• [EXERCISE INSTRUCTIONS]: Look for the word "confidentiels" in each line and report the count of matching lines, with nothing added.

· · ·

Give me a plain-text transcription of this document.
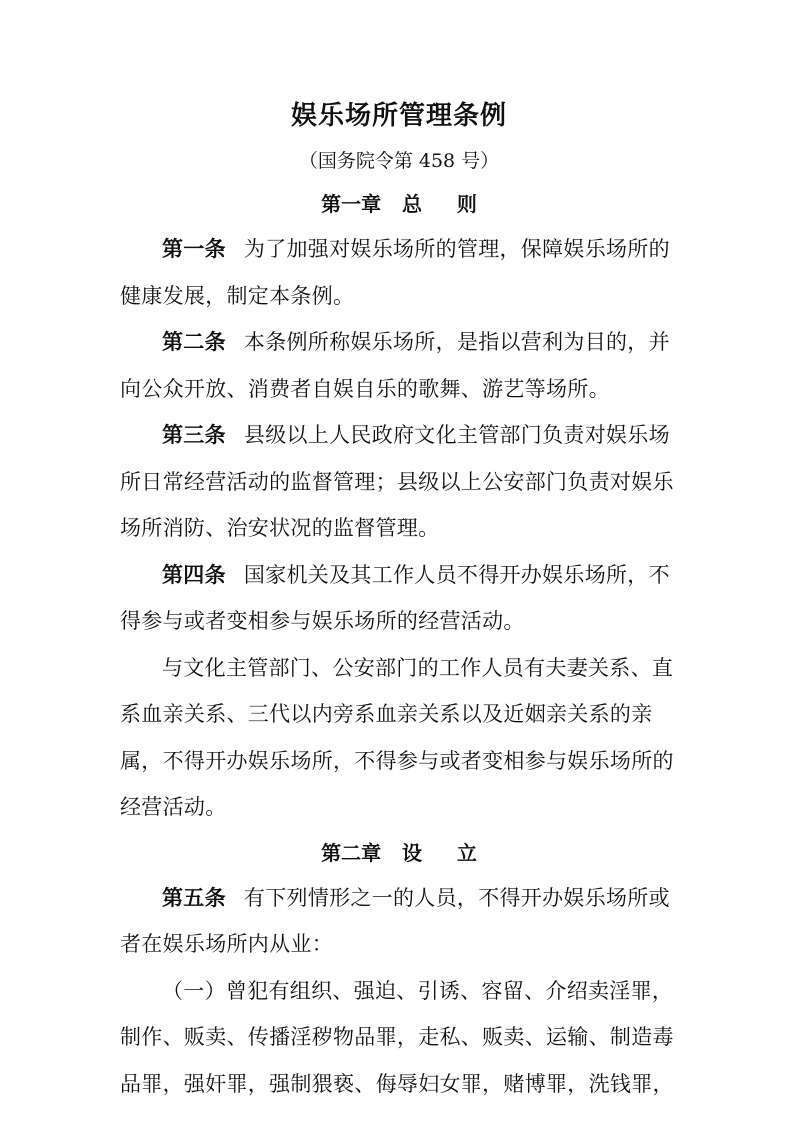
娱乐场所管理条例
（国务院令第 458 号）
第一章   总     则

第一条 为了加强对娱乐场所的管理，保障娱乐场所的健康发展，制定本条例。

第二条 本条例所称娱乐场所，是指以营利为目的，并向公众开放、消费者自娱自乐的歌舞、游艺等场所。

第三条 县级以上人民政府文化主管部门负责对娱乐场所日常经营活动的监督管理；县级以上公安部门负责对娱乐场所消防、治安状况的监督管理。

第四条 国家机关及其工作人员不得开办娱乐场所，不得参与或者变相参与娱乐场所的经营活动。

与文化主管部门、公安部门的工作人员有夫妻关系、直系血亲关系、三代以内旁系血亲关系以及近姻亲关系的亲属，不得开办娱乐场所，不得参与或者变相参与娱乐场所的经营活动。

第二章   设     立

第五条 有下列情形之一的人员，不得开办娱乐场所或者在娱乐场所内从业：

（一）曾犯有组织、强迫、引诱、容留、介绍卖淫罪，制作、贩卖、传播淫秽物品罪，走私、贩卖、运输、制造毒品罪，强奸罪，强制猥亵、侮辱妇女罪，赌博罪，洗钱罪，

· · ·

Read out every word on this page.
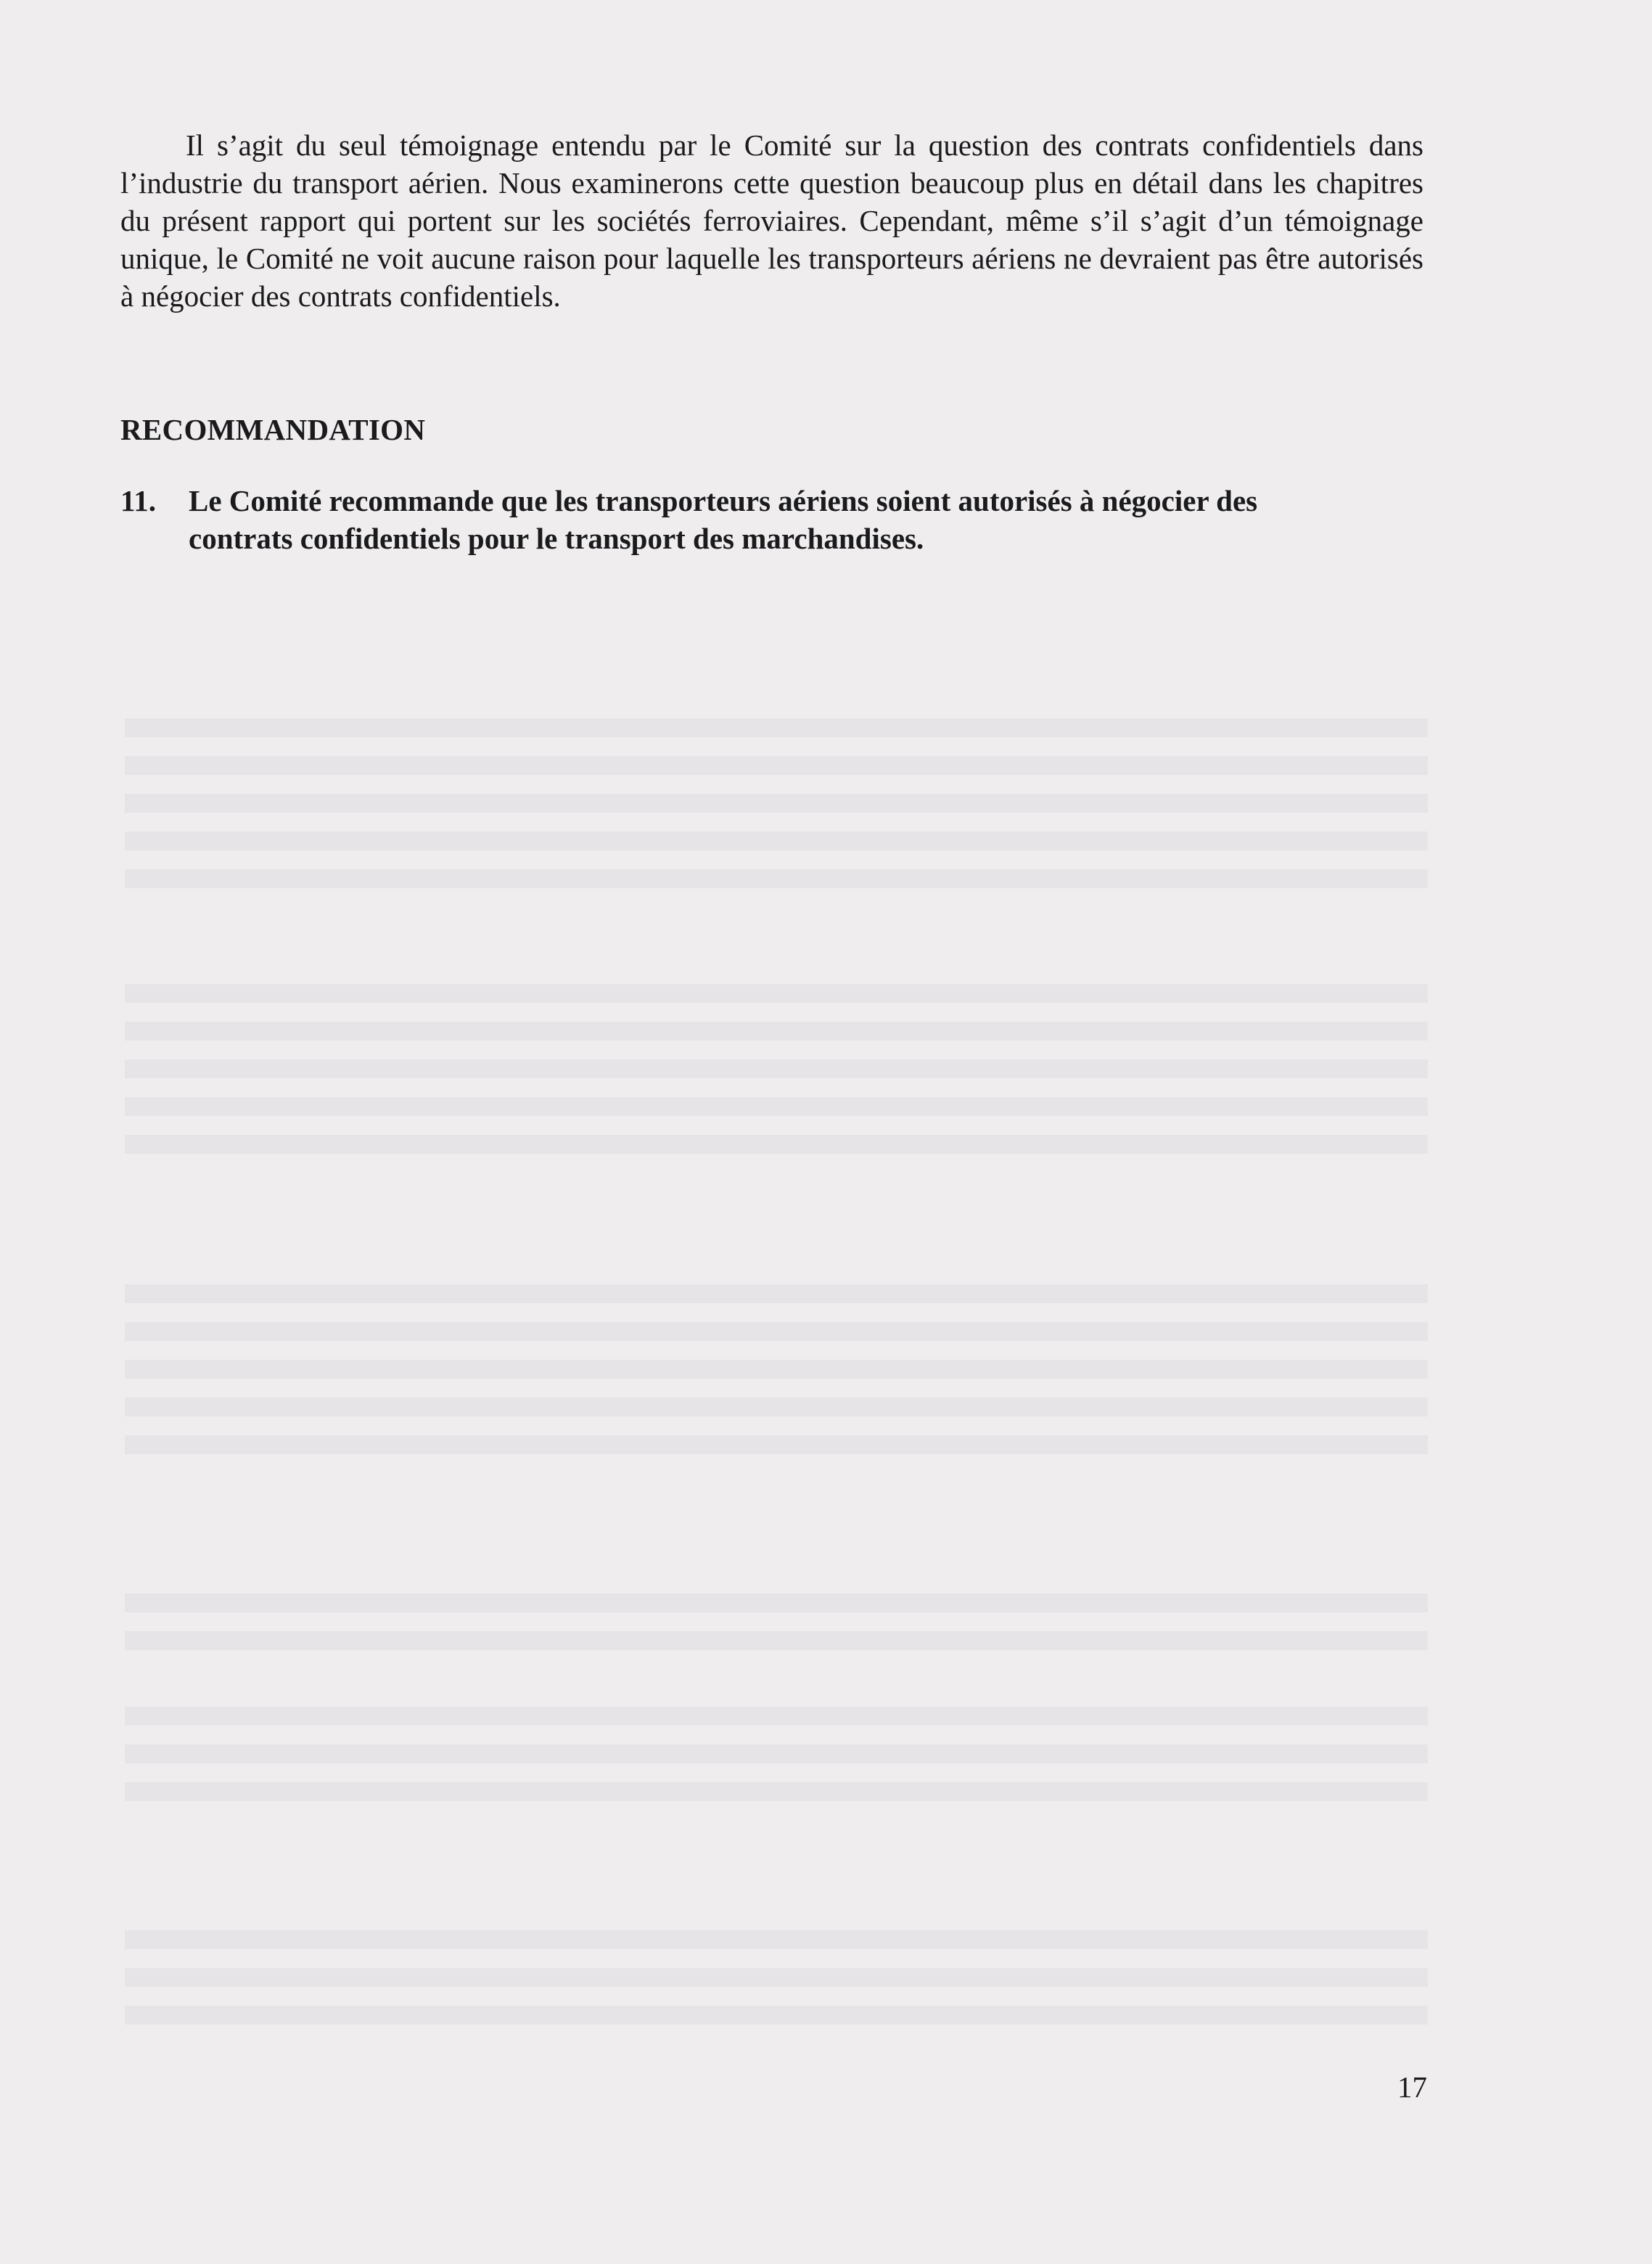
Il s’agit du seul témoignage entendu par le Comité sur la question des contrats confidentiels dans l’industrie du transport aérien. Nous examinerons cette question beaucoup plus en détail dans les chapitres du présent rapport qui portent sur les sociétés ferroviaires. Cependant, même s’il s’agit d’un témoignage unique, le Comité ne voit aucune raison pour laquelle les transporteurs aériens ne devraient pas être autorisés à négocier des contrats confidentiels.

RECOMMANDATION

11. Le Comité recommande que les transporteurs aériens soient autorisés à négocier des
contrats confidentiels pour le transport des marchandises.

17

· · ·

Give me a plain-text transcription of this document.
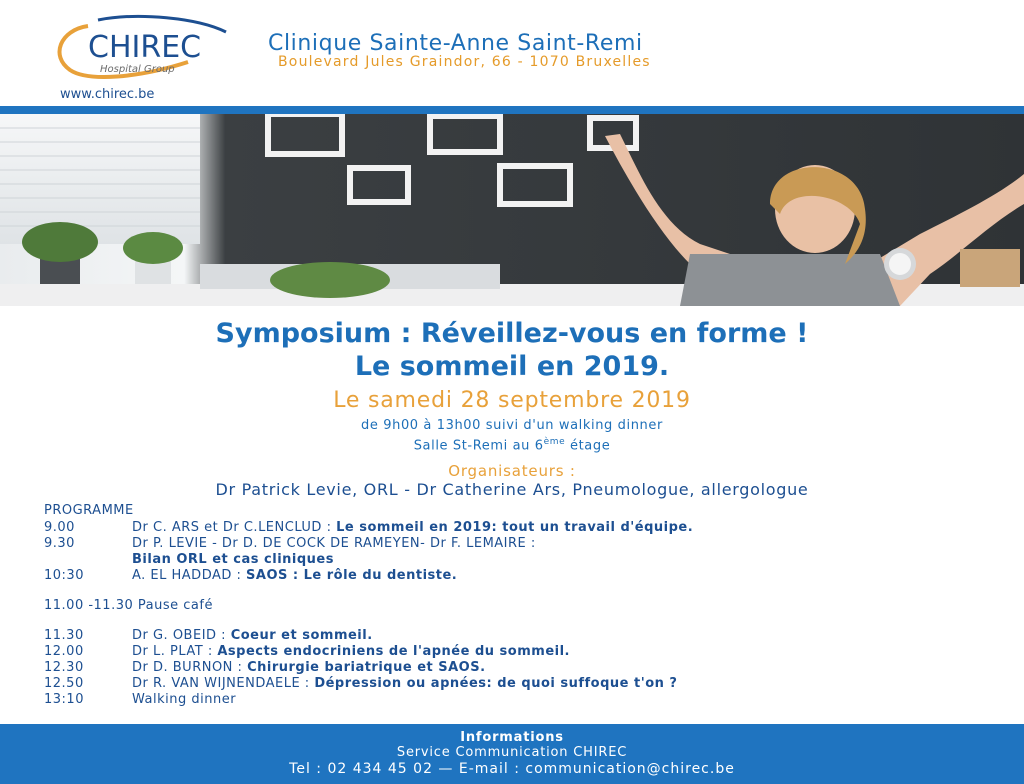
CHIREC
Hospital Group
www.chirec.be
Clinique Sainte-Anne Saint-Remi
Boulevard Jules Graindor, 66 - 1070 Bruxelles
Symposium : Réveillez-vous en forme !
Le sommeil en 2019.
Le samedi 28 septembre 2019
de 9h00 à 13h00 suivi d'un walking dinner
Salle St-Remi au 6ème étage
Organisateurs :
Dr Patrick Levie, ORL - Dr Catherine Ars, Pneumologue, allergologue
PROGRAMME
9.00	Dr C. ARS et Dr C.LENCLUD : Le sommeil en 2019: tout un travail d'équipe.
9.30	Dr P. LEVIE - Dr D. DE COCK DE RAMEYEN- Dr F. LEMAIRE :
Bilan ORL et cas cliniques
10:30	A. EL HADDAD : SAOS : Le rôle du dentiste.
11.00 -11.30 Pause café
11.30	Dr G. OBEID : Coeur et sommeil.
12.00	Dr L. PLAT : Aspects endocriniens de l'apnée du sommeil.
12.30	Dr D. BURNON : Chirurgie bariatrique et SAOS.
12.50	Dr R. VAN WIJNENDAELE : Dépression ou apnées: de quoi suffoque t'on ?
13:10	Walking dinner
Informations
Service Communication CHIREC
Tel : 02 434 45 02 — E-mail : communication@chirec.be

· · ·

• [CORRECT RESULT]: 2